Objective:
Within the data below, state how many lines contain the string "Schmetterlinge". Provide the number only.

──────── Material for this exercise

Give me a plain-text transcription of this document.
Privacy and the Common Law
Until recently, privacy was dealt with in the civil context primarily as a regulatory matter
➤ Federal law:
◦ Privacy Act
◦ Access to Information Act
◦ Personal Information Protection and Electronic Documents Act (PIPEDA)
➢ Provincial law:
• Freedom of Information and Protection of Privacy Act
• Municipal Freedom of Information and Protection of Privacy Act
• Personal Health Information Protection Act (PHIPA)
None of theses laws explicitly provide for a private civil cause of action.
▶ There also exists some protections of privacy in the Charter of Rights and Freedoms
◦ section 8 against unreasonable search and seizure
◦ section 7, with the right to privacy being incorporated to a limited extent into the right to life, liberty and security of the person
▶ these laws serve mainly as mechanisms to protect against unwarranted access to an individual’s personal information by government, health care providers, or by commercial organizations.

────────────────
──────── Material for this exercise

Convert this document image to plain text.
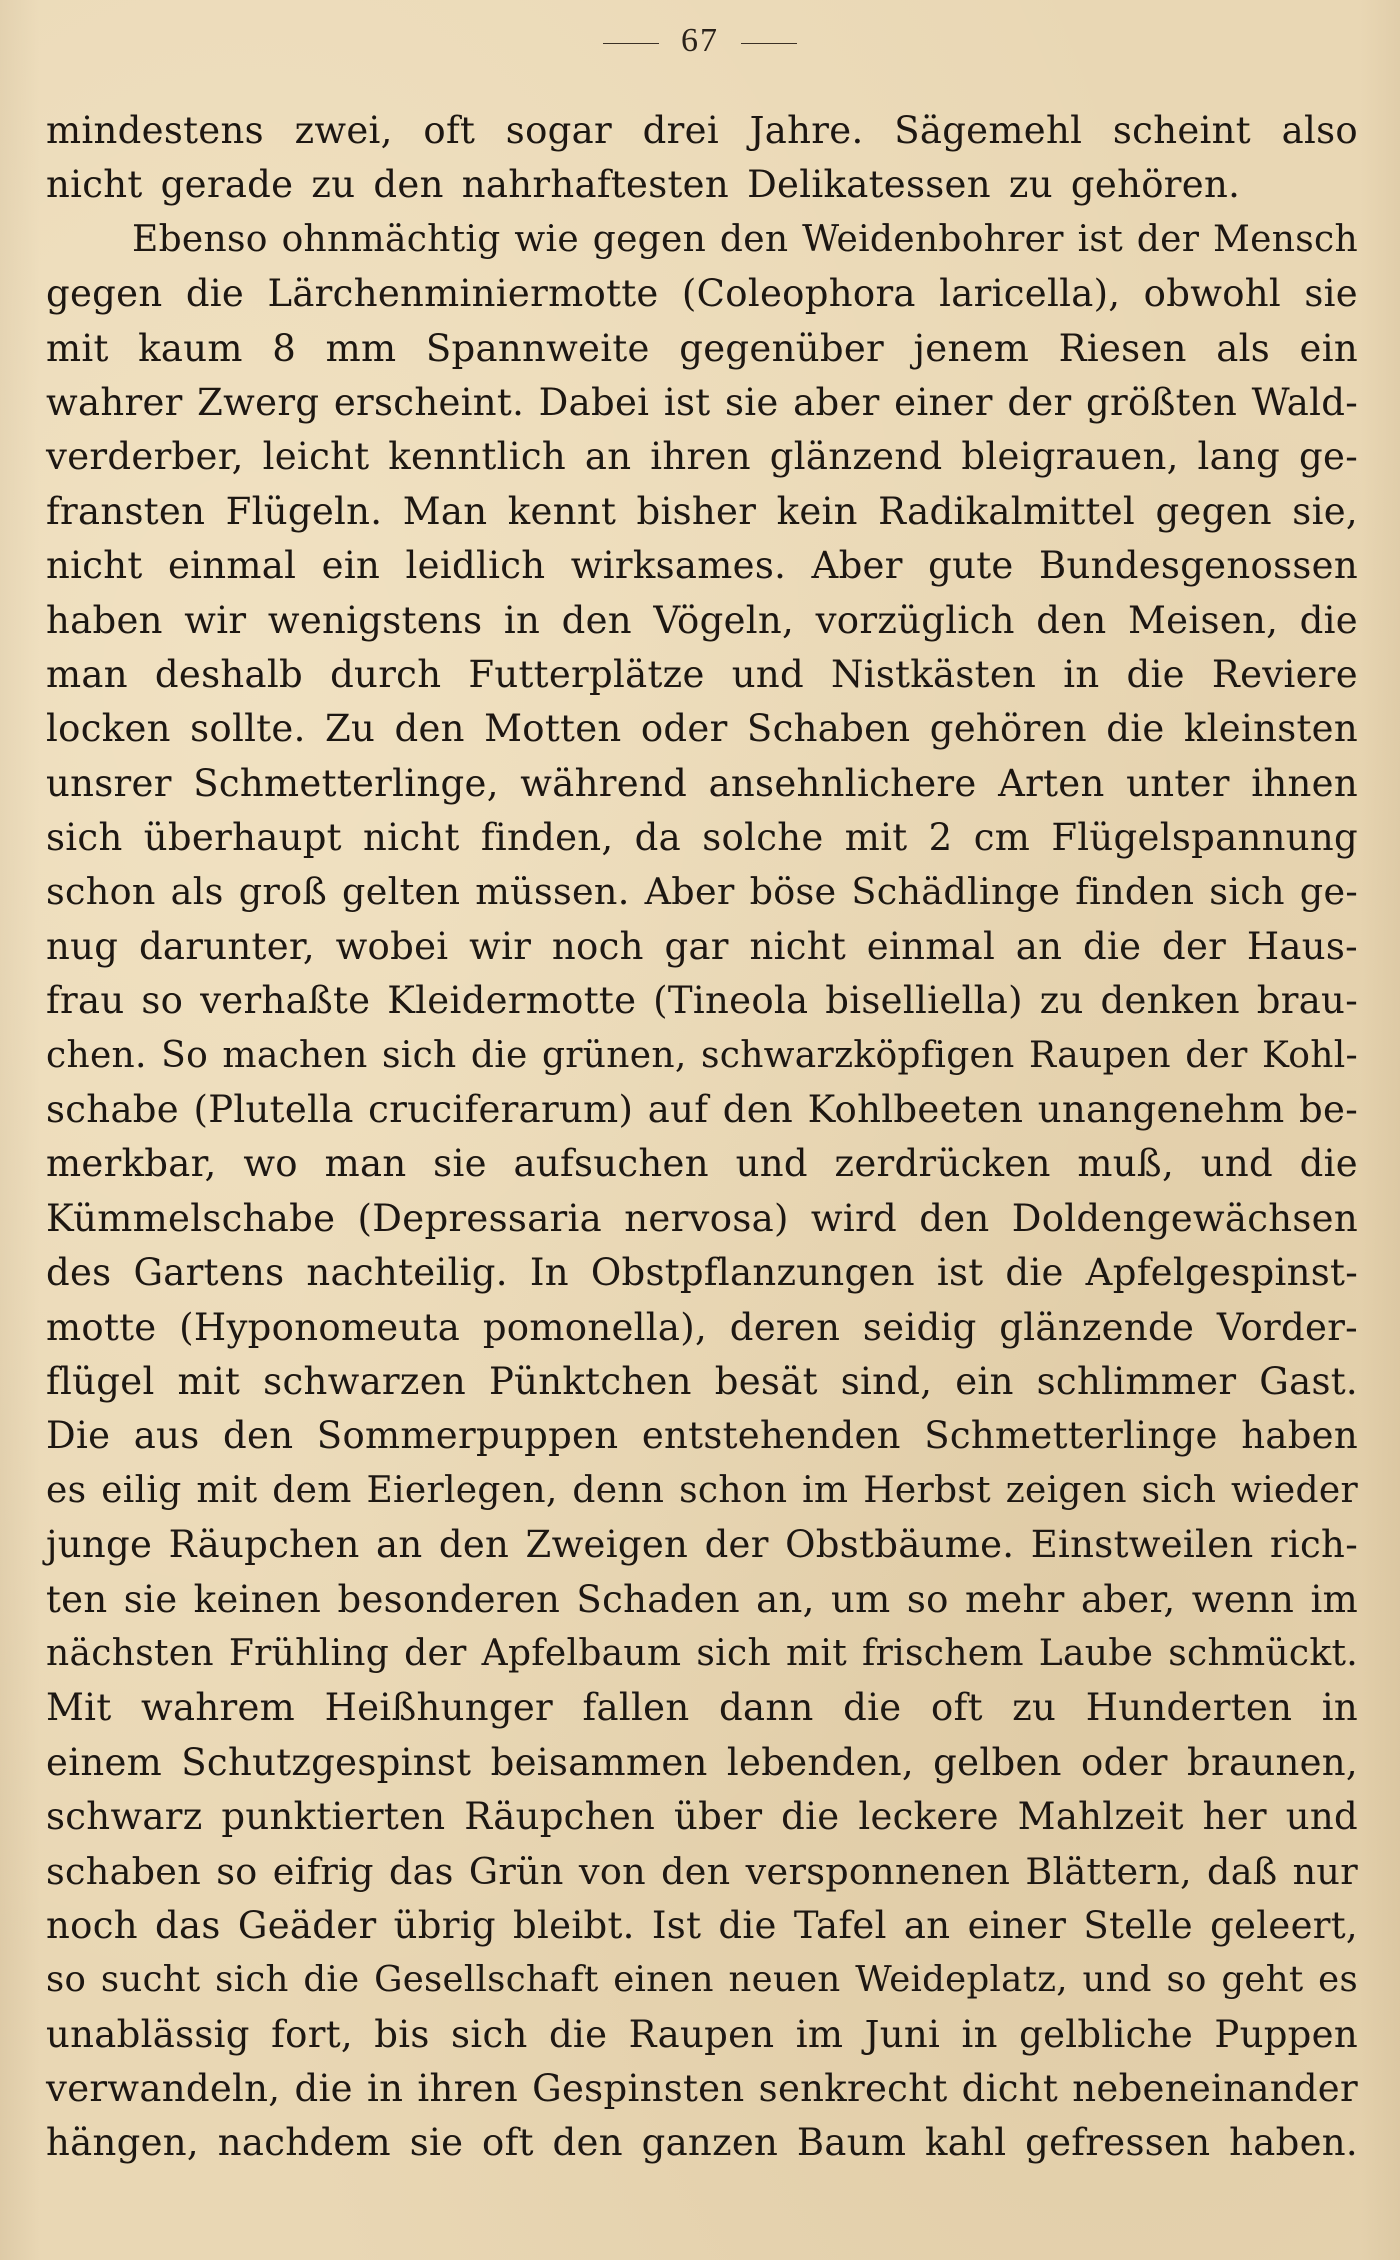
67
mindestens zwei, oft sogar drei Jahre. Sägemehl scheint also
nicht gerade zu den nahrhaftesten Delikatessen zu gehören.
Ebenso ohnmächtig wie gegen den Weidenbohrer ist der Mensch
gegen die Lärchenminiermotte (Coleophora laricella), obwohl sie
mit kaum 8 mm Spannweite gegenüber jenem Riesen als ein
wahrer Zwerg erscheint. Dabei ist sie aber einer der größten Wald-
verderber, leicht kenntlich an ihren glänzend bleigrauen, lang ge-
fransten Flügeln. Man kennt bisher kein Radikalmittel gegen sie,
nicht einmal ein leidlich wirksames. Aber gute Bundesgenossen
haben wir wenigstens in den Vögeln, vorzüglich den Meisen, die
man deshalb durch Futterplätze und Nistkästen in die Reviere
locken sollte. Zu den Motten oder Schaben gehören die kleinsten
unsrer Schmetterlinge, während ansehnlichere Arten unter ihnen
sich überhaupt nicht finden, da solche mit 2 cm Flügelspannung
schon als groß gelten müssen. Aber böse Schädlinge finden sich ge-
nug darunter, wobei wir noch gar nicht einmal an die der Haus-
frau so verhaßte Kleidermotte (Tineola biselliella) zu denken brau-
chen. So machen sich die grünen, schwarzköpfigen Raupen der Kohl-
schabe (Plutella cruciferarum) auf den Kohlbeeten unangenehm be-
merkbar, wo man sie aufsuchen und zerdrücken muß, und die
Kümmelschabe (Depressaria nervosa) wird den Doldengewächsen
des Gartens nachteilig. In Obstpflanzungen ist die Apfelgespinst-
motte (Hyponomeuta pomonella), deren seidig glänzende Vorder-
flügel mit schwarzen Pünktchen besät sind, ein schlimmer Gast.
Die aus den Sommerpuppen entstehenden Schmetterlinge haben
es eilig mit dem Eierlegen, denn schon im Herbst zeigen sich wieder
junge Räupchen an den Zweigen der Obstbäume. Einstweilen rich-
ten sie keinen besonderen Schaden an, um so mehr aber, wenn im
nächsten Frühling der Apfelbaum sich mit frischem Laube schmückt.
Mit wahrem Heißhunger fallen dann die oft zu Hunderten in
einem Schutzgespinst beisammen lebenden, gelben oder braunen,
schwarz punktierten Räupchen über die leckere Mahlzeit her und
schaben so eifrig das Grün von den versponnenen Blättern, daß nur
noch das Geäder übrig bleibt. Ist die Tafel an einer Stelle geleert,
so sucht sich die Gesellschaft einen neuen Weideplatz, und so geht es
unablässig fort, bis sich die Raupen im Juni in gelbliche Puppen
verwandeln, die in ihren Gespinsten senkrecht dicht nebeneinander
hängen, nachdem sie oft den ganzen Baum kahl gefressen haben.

────────────────
──────── Material for this exercise

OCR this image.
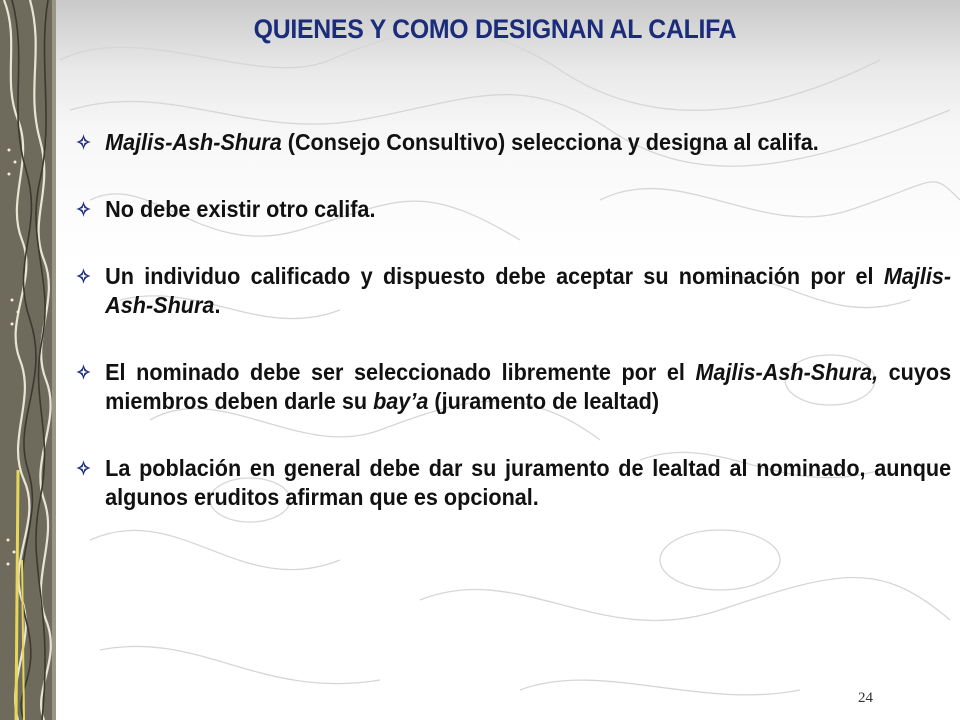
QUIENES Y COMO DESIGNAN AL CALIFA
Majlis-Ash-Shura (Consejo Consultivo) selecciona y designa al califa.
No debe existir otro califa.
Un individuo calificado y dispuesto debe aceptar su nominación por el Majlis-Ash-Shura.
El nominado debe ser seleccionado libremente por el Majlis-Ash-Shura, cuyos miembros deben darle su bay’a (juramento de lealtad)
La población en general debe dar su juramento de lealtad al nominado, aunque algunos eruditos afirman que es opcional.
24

────────────────

Solution to this problem:
2